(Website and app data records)
Content starts
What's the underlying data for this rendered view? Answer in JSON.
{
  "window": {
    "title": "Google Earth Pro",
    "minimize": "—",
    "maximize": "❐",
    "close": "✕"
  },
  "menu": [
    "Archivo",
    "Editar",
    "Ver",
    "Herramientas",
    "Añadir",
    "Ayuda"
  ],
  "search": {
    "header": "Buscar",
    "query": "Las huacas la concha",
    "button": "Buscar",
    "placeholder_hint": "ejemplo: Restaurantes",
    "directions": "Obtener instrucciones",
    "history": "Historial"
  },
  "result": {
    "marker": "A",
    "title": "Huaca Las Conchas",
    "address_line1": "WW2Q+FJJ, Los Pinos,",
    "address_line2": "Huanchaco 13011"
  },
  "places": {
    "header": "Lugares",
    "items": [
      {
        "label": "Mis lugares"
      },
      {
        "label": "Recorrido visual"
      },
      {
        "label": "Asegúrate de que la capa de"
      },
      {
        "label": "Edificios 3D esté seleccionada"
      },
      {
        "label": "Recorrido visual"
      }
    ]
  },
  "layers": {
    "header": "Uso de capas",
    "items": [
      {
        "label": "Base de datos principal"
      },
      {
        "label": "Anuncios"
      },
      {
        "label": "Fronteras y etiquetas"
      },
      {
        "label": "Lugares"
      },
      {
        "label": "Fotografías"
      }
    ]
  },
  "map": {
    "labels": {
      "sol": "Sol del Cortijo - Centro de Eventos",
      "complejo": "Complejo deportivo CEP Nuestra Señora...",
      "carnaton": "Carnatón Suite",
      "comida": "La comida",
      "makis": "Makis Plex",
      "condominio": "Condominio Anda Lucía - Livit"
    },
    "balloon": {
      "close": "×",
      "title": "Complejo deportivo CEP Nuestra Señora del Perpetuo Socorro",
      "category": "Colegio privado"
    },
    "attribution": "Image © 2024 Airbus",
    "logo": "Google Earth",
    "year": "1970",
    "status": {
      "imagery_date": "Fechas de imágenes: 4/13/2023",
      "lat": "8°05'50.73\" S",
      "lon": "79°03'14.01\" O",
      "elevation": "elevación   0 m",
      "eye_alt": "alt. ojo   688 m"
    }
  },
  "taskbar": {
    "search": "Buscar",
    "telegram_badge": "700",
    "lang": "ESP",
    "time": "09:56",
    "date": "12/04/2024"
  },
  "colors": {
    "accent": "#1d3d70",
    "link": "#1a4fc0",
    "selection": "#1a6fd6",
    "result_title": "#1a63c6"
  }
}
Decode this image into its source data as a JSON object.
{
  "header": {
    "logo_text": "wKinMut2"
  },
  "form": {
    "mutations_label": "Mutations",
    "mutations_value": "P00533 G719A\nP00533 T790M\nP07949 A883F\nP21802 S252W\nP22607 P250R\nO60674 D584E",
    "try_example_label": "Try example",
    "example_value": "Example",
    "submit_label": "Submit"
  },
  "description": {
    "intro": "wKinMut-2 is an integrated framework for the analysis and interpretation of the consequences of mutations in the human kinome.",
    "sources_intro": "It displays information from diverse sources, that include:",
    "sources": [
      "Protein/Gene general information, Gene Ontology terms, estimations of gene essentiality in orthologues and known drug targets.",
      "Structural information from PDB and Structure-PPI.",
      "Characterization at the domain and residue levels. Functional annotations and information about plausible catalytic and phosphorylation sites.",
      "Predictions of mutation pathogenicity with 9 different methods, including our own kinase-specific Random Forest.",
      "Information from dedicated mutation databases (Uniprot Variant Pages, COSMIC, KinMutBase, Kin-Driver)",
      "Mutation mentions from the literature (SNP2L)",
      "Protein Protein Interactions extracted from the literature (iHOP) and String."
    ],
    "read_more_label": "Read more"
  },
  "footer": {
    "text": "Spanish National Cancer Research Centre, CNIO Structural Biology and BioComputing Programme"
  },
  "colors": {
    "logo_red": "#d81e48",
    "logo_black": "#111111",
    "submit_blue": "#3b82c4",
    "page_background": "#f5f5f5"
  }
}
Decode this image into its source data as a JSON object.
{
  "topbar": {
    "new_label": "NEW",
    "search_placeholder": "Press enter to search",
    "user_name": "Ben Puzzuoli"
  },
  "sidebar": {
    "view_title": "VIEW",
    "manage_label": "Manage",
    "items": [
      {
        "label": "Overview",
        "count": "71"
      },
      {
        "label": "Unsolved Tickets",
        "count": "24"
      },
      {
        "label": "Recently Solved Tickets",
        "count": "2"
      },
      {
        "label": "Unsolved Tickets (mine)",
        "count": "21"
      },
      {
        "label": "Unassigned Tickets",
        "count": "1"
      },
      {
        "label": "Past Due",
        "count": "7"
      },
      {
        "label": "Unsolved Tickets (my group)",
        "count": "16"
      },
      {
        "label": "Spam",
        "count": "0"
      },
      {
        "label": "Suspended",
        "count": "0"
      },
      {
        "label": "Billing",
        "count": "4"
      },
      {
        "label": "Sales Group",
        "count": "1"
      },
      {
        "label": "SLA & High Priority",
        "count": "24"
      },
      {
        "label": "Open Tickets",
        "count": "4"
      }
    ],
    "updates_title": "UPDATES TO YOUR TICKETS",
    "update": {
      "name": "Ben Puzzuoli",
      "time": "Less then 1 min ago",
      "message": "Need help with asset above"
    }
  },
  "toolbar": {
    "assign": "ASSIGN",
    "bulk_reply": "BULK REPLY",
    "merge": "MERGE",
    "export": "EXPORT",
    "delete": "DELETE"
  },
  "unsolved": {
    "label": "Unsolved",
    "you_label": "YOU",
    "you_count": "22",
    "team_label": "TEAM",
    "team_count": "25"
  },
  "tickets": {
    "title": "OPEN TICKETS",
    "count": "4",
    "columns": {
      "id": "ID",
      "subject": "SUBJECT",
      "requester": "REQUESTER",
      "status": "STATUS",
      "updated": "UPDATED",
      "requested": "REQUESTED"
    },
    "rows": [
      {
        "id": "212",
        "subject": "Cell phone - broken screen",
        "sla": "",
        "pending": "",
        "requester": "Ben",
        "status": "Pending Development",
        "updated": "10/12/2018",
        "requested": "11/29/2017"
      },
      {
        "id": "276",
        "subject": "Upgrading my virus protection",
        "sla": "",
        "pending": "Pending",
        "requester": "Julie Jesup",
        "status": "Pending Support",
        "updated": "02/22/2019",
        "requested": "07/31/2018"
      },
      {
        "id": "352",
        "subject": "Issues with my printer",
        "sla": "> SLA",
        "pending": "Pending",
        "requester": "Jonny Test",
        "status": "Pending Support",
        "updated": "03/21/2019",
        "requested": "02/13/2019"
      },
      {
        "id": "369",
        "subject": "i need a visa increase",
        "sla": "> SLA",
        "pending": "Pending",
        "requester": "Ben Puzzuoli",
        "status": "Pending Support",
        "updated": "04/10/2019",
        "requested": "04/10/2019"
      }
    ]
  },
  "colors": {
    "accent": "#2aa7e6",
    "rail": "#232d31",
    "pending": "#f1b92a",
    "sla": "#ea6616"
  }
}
Content ends
__WORK TO COMPLETE__
Once more, write out the entries exactly as they were written.

__EXERCISE RESPONSE__
What's the underlying data for this rendered view? Answer in JSON.
{
  "window": {
    "title": "Google Earth Pro",
    "minimize": "—",
    "maximize": "❐",
    "close": "✕"
  },
  "menu": [
    "Archivo",
    "Editar",
    "Ver",
    "Herramientas",
    "Añadir",
    "Ayuda"
  ],
  "search": {
    "header": "Buscar",
    "query": "Las huacas la concha",
    "button": "Buscar",
    "placeholder_hint": "ejemplo: Restaurantes",
    "directions": "Obtener instrucciones",
    "history": "Historial"
  },
  "result": {
    "marker": "A",
    "title": "Huaca Las Conchas",
    "address_line1": "WW2Q+FJJ, Los Pinos,",
    "address_line2": "Huanchaco 13011"
  },
  "places": {
    "header": "Lugares",
    "items": [
      {
        "label": "Mis lugares"
      },
      {
        "label": "Recorrido visual"
      },
      {
        "label": "Asegúrate de que la capa de"
      },
      {
        "label": "Edificios 3D esté seleccionada"
      },
      {
        "label": "Recorrido visual"
      }
    ]
  },
  "layers": {
    "header": "Uso de capas",
    "items": [
      {
        "label": "Base de datos principal"
      },
      {
        "label": "Anuncios"
      },
      {
        "label": "Fronteras y etiquetas"
      },
      {
        "label": "Lugares"
      },
      {
        "label": "Fotografías"
      }
    ]
  },
  "map": {
    "labels": {
      "sol": "Sol del Cortijo - Centro de Eventos",
      "complejo": "Complejo deportivo CEP Nuestra Señora...",
      "carnaton": "Carnatón Suite",
      "comida": "La comida",
      "makis": "Makis Plex",
      "condominio": "Condominio Anda Lucía - Livit"
    },
    "balloon": {
      "close": "×",
      "title": "Complejo deportivo CEP Nuestra Señora del Perpetuo Socorro",
      "category": "Colegio privado"
    },
    "attribution": "Image © 2024 Airbus",
    "logo": "Google Earth",
    "year": "1970",
    "status": {
      "imagery_date": "Fechas de imágenes: 4/13/2023",
      "lat": "8°05'50.73\" S",
      "lon": "79°03'14.01\" O",
      "elevation": "elevación   0 m",
      "eye_alt": "alt. ojo   688 m"
    }
  },
  "taskbar": {
    "search": "Buscar",
    "telegram_badge": "700",
    "lang": "ESP",
    "time": "09:56",
    "date": "12/04/2024"
  },
  "colors": {
    "accent": "#1d3d70",
    "link": "#1a4fc0",
    "selection": "#1a6fd6",
    "result_title": "#1a63c6"
  }
}
Decode this image into its source data as a JSON object.
{
  "header": {
    "logo_text": "wKinMut2"
  },
  "form": {
    "mutations_label": "Mutations",
    "mutations_value": "P00533 G719A\nP00533 T790M\nP07949 A883F\nP21802 S252W\nP22607 P250R\nO60674 D584E",
    "try_example_label": "Try example",
    "example_value": "Example",
    "submit_label": "Submit"
  },
  "description": {
    "intro": "wKinMut-2 is an integrated framework for the analysis and interpretation of the consequences of mutations in the human kinome.",
    "sources_intro": "It displays information from diverse sources, that include:",
    "sources": [
      "Protein/Gene general information, Gene Ontology terms, estimations of gene essentiality in orthologues and known drug targets.",
      "Structural information from PDB and Structure-PPI.",
      "Characterization at the domain and residue levels. Functional annotations and information about plausible catalytic and phosphorylation sites.",
      "Predictions of mutation pathogenicity with 9 different methods, including our own kinase-specific Random Forest.",
      "Information from dedicated mutation databases (Uniprot Variant Pages, COSMIC, KinMutBase, Kin-Driver)",
      "Mutation mentions from the literature (SNP2L)",
      "Protein Protein Interactions extracted from the literature (iHOP) and String."
    ],
    "read_more_label": "Read more"
  },
  "footer": {
    "text": "Spanish National Cancer Research Centre, CNIO Structural Biology and BioComputing Programme"
  },
  "colors": {
    "logo_red": "#d81e48",
    "logo_black": "#111111",
    "submit_blue": "#3b82c4",
    "page_background": "#f5f5f5"
  }
}
Decode this image into its source data as a JSON object.
{
  "topbar": {
    "new_label": "NEW",
    "search_placeholder": "Press enter to search",
    "user_name": "Ben Puzzuoli"
  },
  "sidebar": {
    "view_title": "VIEW",
    "manage_label": "Manage",
    "items": [
      {
        "label": "Overview",
        "count": "71"
      },
      {
        "label": "Unsolved Tickets",
        "count": "24"
      },
      {
        "label": "Recently Solved Tickets",
        "count": "2"
      },
      {
        "label": "Unsolved Tickets (mine)",
        "count": "21"
      },
      {
        "label": "Unassigned Tickets",
        "count": "1"
      },
      {
        "label": "Past Due",
        "count": "7"
      },
      {
        "label": "Unsolved Tickets (my group)",
        "count": "16"
      },
      {
        "label": "Spam",
        "count": "0"
      },
      {
        "label": "Suspended",
        "count": "0"
      },
      {
        "label": "Billing",
        "count": "4"
      },
      {
        "label": "Sales Group",
        "count": "1"
      },
      {
        "label": "SLA & High Priority",
        "count": "24"
      },
      {
        "label": "Open Tickets",
        "count": "4"
      }
    ],
    "updates_title": "UPDATES TO YOUR TICKETS",
    "update": {
      "name": "Ben Puzzuoli",
      "time": "Less then 1 min ago",
      "message": "Need help with asset above"
    }
  },
  "toolbar": {
    "assign": "ASSIGN",
    "bulk_reply": "BULK REPLY",
    "merge": "MERGE",
    "export": "EXPORT",
    "delete": "DELETE"
  },
  "unsolved": {
    "label": "Unsolved",
    "you_label": "YOU",
    "you_count": "22",
    "team_label": "TEAM",
    "team_count": "25"
  },
  "tickets": {
    "title": "OPEN TICKETS",
    "count": "4",
    "columns": {
      "id": "ID",
      "subject": "SUBJECT",
      "requester": "REQUESTER",
      "status": "STATUS",
      "updated": "UPDATED",
      "requested": "REQUESTED"
    },
    "rows": [
      {
        "id": "212",
        "subject": "Cell phone - broken screen",
        "sla": "",
        "pending": "",
        "requester": "Ben",
        "status": "Pending Development",
        "updated": "10/12/2018",
        "requested": "11/29/2017"
      },
      {
        "id": "276",
        "subject": "Upgrading my virus protection",
        "sla": "",
        "pending": "Pending",
        "requester": "Julie Jesup",
        "status": "Pending Support",
        "updated": "02/22/2019",
        "requested": "07/31/2018"
      },
      {
        "id": "352",
        "subject": "Issues with my printer",
        "sla": "> SLA",
        "pending": "Pending",
        "requester": "Jonny Test",
        "status": "Pending Support",
        "updated": "03/21/2019",
        "requested": "02/13/2019"
      },
      {
        "id": "369",
        "subject": "i need a visa increase",
        "sla": "> SLA",
        "pending": "Pending",
        "requester": "Ben Puzzuoli",
        "status": "Pending Support",
        "updated": "04/10/2019",
        "requested": "04/10/2019"
      }
    ]
  },
  "colors": {
    "accent": "#2aa7e6",
    "rail": "#232d31",
    "pending": "#f1b92a",
    "sla": "#ea6616"
  }
}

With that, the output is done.